*Task prompt*.
Transcribe, exactly as they appear, only the lines from the one holding "Extract all readable text from this page." through the end of the entries below.

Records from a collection
* * *

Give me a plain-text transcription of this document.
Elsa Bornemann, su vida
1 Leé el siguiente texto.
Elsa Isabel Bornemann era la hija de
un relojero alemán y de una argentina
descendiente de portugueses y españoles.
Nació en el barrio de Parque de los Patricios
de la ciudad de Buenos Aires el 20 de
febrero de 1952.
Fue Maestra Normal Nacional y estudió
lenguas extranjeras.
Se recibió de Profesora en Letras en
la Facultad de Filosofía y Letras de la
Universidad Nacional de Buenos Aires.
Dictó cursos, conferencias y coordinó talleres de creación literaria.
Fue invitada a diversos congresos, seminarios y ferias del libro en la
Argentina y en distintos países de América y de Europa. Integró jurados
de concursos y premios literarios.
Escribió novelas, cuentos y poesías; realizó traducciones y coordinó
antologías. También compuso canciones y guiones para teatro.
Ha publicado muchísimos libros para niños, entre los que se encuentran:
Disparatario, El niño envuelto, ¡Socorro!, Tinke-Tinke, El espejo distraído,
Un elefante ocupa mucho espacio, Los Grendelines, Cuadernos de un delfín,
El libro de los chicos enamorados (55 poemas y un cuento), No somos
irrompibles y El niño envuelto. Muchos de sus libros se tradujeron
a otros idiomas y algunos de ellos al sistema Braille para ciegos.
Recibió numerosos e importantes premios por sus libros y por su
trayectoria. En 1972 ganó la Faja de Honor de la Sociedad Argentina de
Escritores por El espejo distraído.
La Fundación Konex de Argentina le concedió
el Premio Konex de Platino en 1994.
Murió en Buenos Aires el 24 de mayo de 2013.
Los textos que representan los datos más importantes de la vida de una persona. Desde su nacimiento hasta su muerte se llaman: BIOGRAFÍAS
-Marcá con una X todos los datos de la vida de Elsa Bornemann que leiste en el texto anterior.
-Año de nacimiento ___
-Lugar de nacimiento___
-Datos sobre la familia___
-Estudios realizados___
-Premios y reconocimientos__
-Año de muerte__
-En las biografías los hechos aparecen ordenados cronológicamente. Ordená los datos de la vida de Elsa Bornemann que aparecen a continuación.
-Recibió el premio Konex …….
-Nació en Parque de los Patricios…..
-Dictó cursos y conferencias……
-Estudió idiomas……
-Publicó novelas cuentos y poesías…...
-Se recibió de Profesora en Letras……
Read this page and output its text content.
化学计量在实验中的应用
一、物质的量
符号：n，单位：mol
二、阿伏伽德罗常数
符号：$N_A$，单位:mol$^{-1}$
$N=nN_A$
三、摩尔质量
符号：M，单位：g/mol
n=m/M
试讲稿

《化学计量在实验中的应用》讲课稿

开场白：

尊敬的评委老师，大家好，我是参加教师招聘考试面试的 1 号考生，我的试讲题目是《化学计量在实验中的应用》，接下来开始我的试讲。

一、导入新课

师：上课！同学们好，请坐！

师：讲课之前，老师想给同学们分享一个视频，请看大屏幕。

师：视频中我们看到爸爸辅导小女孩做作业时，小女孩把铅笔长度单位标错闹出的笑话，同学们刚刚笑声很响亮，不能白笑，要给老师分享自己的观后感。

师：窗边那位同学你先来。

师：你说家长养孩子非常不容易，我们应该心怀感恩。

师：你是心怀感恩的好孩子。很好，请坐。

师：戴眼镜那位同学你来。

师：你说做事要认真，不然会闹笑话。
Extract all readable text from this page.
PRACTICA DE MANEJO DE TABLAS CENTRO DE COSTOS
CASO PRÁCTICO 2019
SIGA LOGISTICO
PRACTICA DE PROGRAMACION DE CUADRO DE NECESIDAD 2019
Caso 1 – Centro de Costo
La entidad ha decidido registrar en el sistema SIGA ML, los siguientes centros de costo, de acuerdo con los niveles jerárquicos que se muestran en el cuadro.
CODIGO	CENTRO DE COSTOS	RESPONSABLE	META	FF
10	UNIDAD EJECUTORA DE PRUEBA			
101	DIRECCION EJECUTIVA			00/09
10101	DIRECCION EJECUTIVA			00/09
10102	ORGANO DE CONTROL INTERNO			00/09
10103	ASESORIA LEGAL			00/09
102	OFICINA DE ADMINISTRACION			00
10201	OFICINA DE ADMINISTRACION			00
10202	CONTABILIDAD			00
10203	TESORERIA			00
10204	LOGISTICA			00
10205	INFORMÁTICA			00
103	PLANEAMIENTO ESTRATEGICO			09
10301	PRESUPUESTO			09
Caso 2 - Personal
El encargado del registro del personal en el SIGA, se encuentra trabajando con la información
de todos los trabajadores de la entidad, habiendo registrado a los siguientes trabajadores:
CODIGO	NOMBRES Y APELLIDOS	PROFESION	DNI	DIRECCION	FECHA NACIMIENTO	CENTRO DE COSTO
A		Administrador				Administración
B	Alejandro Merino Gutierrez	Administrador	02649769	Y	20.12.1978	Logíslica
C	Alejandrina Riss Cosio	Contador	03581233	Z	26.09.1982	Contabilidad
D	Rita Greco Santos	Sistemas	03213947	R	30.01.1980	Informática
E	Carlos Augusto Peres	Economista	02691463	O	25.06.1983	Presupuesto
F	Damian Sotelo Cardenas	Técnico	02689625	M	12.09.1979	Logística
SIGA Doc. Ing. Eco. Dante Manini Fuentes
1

* * *

*Correct output*.
Extract all readable text from this page.
PRACTICA DE MANEJO DE TABLAS CENTRO DE COSTOS
CASO PRÁCTICO 2019
SIGA LOGISTICO
PRACTICA DE PROGRAMACION DE CUADRO DE NECESIDAD 2019
Caso 1 – Centro de Costo
La entidad ha decidido registrar en el sistema SIGA ML, los siguientes centros de costo, de acuerdo con los niveles jerárquicos que se muestran en el cuadro.
CODIGO	CENTRO DE COSTOS	RESPONSABLE	META	FF
10	UNIDAD EJECUTORA DE PRUEBA			
101	DIRECCION EJECUTIVA			00/09
10101	DIRECCION EJECUTIVA			00/09
10102	ORGANO DE CONTROL INTERNO			00/09
10103	ASESORIA LEGAL			00/09
102	OFICINA DE ADMINISTRACION			00
10201	OFICINA DE ADMINISTRACION			00
10202	CONTABILIDAD			00
10203	TESORERIA			00
10204	LOGISTICA			00
10205	INFORMÁTICA			00
103	PLANEAMIENTO ESTRATEGICO			09
10301	PRESUPUESTO			09
Caso 2 - Personal
El encargado del registro del personal en el SIGA, se encuentra trabajando con la información
de todos los trabajadores de la entidad, habiendo registrado a los siguientes trabajadores:
CODIGO	NOMBRES Y APELLIDOS	PROFESION	DNI	DIRECCION	FECHA NACIMIENTO	CENTRO DE COSTO
A		Administrador				Administración
B	Alejandro Merino Gutierrez	Administrador	02649769	Y	20.12.1978	Logíslica
C	Alejandrina Riss Cosio	Contador	03581233	Z	26.09.1982	Contabilidad
D	Rita Greco Santos	Sistemas	03213947	R	30.01.1980	Informática
E	Carlos Augusto Peres	Economista	02691463	O	25.06.1983	Presupuesto
F	Damian Sotelo Cardenas	Técnico	02689625	M	12.09.1979	Logística
SIGA Doc. Ing. Eco. Dante Manini Fuentes
1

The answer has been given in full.